THE RECORDS –
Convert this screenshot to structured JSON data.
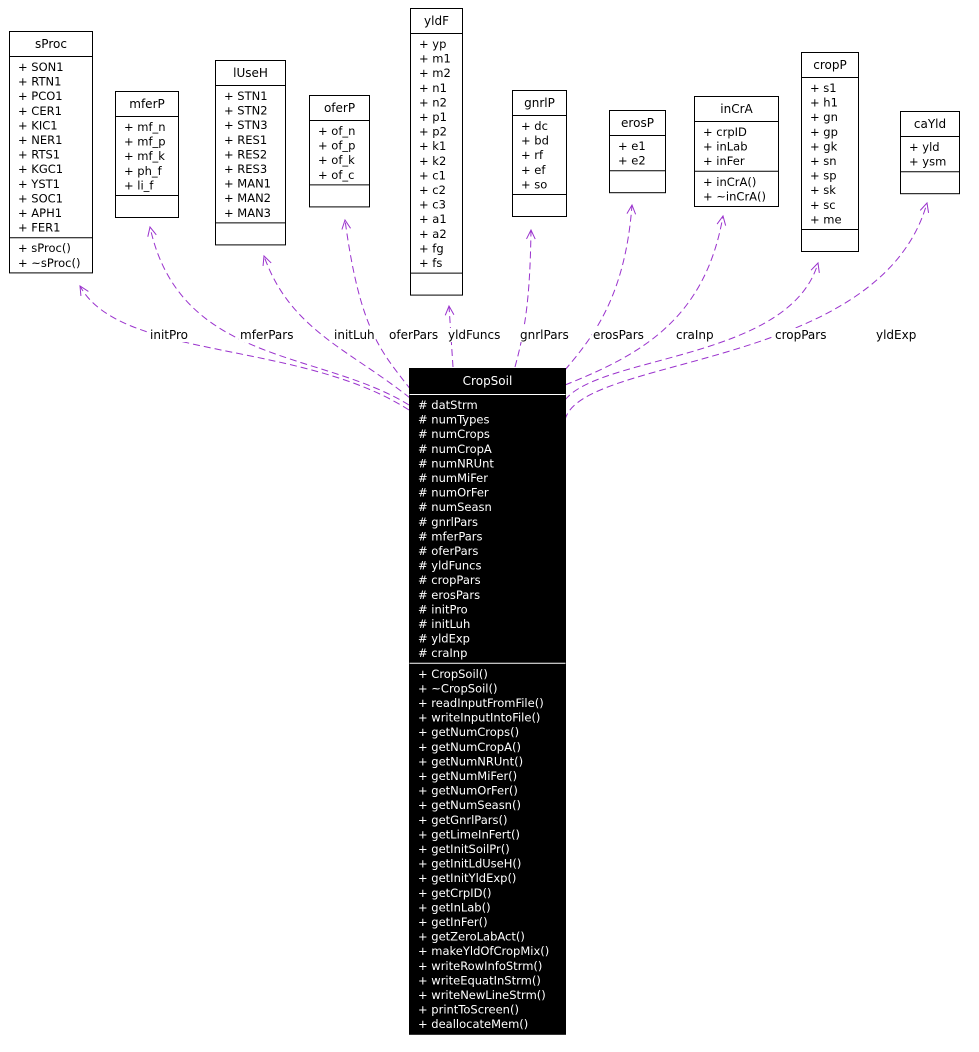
{
  "classes": {
    "sProc": {
      "name": "sProc",
      "attributes": [
        "+ SON1",
        "+ RTN1",
        "+ PCO1",
        "+ CER1",
        "+ KIC1",
        "+ NER1",
        "+ RTS1",
        "+ KGC1",
        "+ YST1",
        "+ SOC1",
        "+ APH1",
        "+ FER1"
      ],
      "methods": [
        "+ sProc()",
        "+ ~sProc()"
      ]
    },
    "mferP": {
      "name": "mferP",
      "attributes": [
        "+ mf_n",
        "+ mf_p",
        "+ mf_k",
        "+ ph_f",
        "+ li_f"
      ],
      "methods": []
    },
    "lUseH": {
      "name": "lUseH",
      "attributes": [
        "+ STN1",
        "+ STN2",
        "+ STN3",
        "+ RES1",
        "+ RES2",
        "+ RES3",
        "+ MAN1",
        "+ MAN2",
        "+ MAN3"
      ],
      "methods": []
    },
    "oferP": {
      "name": "oferP",
      "attributes": [
        "+ of_n",
        "+ of_p",
        "+ of_k",
        "+ of_c"
      ],
      "methods": []
    },
    "yldF": {
      "name": "yldF",
      "attributes": [
        "+ yp",
        "+ m1",
        "+ m2",
        "+ n1",
        "+ n2",
        "+ p1",
        "+ p2",
        "+ k1",
        "+ k2",
        "+ c1",
        "+ c2",
        "+ c3",
        "+ a1",
        "+ a2",
        "+ fg",
        "+ fs"
      ],
      "methods": []
    },
    "gnrlP": {
      "name": "gnrlP",
      "attributes": [
        "+ dc",
        "+ bd",
        "+ rf",
        "+ ef",
        "+ so"
      ],
      "methods": []
    },
    "erosP": {
      "name": "erosP",
      "attributes": [
        "+ e1",
        "+ e2"
      ],
      "methods": []
    },
    "inCrA": {
      "name": "inCrA",
      "attributes": [
        "+ crpID",
        "+ inLab",
        "+ inFer"
      ],
      "methods": [
        "+ inCrA()",
        "+ ~inCrA()"
      ]
    },
    "cropP": {
      "name": "cropP",
      "attributes": [
        "+ s1",
        "+ h1",
        "+ gn",
        "+ gp",
        "+ gk",
        "+ sn",
        "+ sp",
        "+ sk",
        "+ sc",
        "+ me"
      ],
      "methods": []
    },
    "caYld": {
      "name": "caYld",
      "attributes": [
        "+ yld",
        "+ ysm"
      ],
      "methods": []
    },
    "CropSoil": {
      "name": "CropSoil",
      "attributes": [
        "# datStrm",
        "# numTypes",
        "# numCrops",
        "# numCropA",
        "# numNRUnt",
        "# numMiFer",
        "# numOrFer",
        "# numSeasn",
        "# gnrlPars",
        "# mferPars",
        "# oferPars",
        "# yldFuncs",
        "# cropPars",
        "# erosPars",
        "# initPro",
        "# initLuh",
        "# yldExp",
        "# craInp"
      ],
      "methods": [
        "+ CropSoil()",
        "+ ~CropSoil()",
        "+ readInputFromFile()",
        "+ writeInputIntoFile()",
        "+ getNumCrops()",
        "+ getNumCropA()",
        "+ getNumNRUnt()",
        "+ getNumMiFer()",
        "+ getNumOrFer()",
        "+ getNumSeasn()",
        "+ getGnrlPars()",
        "+ getLimeInFert()",
        "+ getInitSoilPr()",
        "+ getInitLdUseH()",
        "+ getInitYldExp()",
        "+ getCrpID()",
        "+ getInLab()",
        "+ getInFer()",
        "+ getZeroLabAct()",
        "+ makeYldOfCropMix()",
        "+ writeRowInfoStrm()",
        "+ writeEquatInStrm()",
        "+ writeNewLineStrm()",
        "+ printToScreen()",
        "+ deallocateMem()"
      ]
    }
  },
  "edges": [
    {
      "from": "sProc",
      "label": "initPro"
    },
    {
      "from": "mferP",
      "label": "mferPars"
    },
    {
      "from": "lUseH",
      "label": "initLuh"
    },
    {
      "from": "oferP",
      "label": "oferPars"
    },
    {
      "from": "yldF",
      "label": "yldFuncs"
    },
    {
      "from": "gnrlP",
      "label": "gnrlPars"
    },
    {
      "from": "erosP",
      "label": "erosPars"
    },
    {
      "from": "inCrA",
      "label": "craInp"
    },
    {
      "from": "cropP",
      "label": "cropPars"
    },
    {
      "from": "caYld",
      "label": "yldExp"
    }
  ],
  "colors": {
    "edge": "#9a32cd",
    "main_fill": "#000000",
    "main_text": "#ffffff"
  }
}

TASK DETAILS –
Write out all the entries exactly, except for the pictures.

FULL ANSWER –
Convert this screenshot to structured JSON data.
{
  "classes": {
    "sProc": {
      "name": "sProc",
      "attributes": [
        "+ SON1",
        "+ RTN1",
        "+ PCO1",
        "+ CER1",
        "+ KIC1",
        "+ NER1",
        "+ RTS1",
        "+ KGC1",
        "+ YST1",
        "+ SOC1",
        "+ APH1",
        "+ FER1"
      ],
      "methods": [
        "+ sProc()",
        "+ ~sProc()"
      ]
    },
    "mferP": {
      "name": "mferP",
      "attributes": [
        "+ mf_n",
        "+ mf_p",
        "+ mf_k",
        "+ ph_f",
        "+ li_f"
      ],
      "methods": []
    },
    "lUseH": {
      "name": "lUseH",
      "attributes": [
        "+ STN1",
        "+ STN2",
        "+ STN3",
        "+ RES1",
        "+ RES2",
        "+ RES3",
        "+ MAN1",
        "+ MAN2",
        "+ MAN3"
      ],
      "methods": []
    },
    "oferP": {
      "name": "oferP",
      "attributes": [
        "+ of_n",
        "+ of_p",
        "+ of_k",
        "+ of_c"
      ],
      "methods": []
    },
    "yldF": {
      "name": "yldF",
      "attributes": [
        "+ yp",
        "+ m1",
        "+ m2",
        "+ n1",
        "+ n2",
        "+ p1",
        "+ p2",
        "+ k1",
        "+ k2",
        "+ c1",
        "+ c2",
        "+ c3",
        "+ a1",
        "+ a2",
        "+ fg",
        "+ fs"
      ],
      "methods": []
    },
    "gnrlP": {
      "name": "gnrlP",
      "attributes": [
        "+ dc",
        "+ bd",
        "+ rf",
        "+ ef",
        "+ so"
      ],
      "methods": []
    },
    "erosP": {
      "name": "erosP",
      "attributes": [
        "+ e1",
        "+ e2"
      ],
      "methods": []
    },
    "inCrA": {
      "name": "inCrA",
      "attributes": [
        "+ crpID",
        "+ inLab",
        "+ inFer"
      ],
      "methods": [
        "+ inCrA()",
        "+ ~inCrA()"
      ]
    },
    "cropP": {
      "name": "cropP",
      "attributes": [
        "+ s1",
        "+ h1",
        "+ gn",
        "+ gp",
        "+ gk",
        "+ sn",
        "+ sp",
        "+ sk",
        "+ sc",
        "+ me"
      ],
      "methods": []
    },
    "caYld": {
      "name": "caYld",
      "attributes": [
        "+ yld",
        "+ ysm"
      ],
      "methods": []
    },
    "CropSoil": {
      "name": "CropSoil",
      "attributes": [
        "# datStrm",
        "# numTypes",
        "# numCrops",
        "# numCropA",
        "# numNRUnt",
        "# numMiFer",
        "# numOrFer",
        "# numSeasn",
        "# gnrlPars",
        "# mferPars",
        "# oferPars",
        "# yldFuncs",
        "# cropPars",
        "# erosPars",
        "# initPro",
        "# initLuh",
        "# yldExp",
        "# craInp"
      ],
      "methods": [
        "+ CropSoil()",
        "+ ~CropSoil()",
        "+ readInputFromFile()",
        "+ writeInputIntoFile()",
        "+ getNumCrops()",
        "+ getNumCropA()",
        "+ getNumNRUnt()",
        "+ getNumMiFer()",
        "+ getNumOrFer()",
        "+ getNumSeasn()",
        "+ getGnrlPars()",
        "+ getLimeInFert()",
        "+ getInitSoilPr()",
        "+ getInitLdUseH()",
        "+ getInitYldExp()",
        "+ getCrpID()",
        "+ getInLab()",
        "+ getInFer()",
        "+ getZeroLabAct()",
        "+ makeYldOfCropMix()",
        "+ writeRowInfoStrm()",
        "+ writeEquatInStrm()",
        "+ writeNewLineStrm()",
        "+ printToScreen()",
        "+ deallocateMem()"
      ]
    }
  },
  "edges": [
    {
      "from": "sProc",
      "label": "initPro"
    },
    {
      "from": "mferP",
      "label": "mferPars"
    },
    {
      "from": "lUseH",
      "label": "initLuh"
    },
    {
      "from": "oferP",
      "label": "oferPars"
    },
    {
      "from": "yldF",
      "label": "yldFuncs"
    },
    {
      "from": "gnrlP",
      "label": "gnrlPars"
    },
    {
      "from": "erosP",
      "label": "erosPars"
    },
    {
      "from": "inCrA",
      "label": "craInp"
    },
    {
      "from": "cropP",
      "label": "cropPars"
    },
    {
      "from": "caYld",
      "label": "yldExp"
    }
  ],
  "colors": {
    "edge": "#9a32cd",
    "main_fill": "#000000",
    "main_text": "#ffffff"
  }
}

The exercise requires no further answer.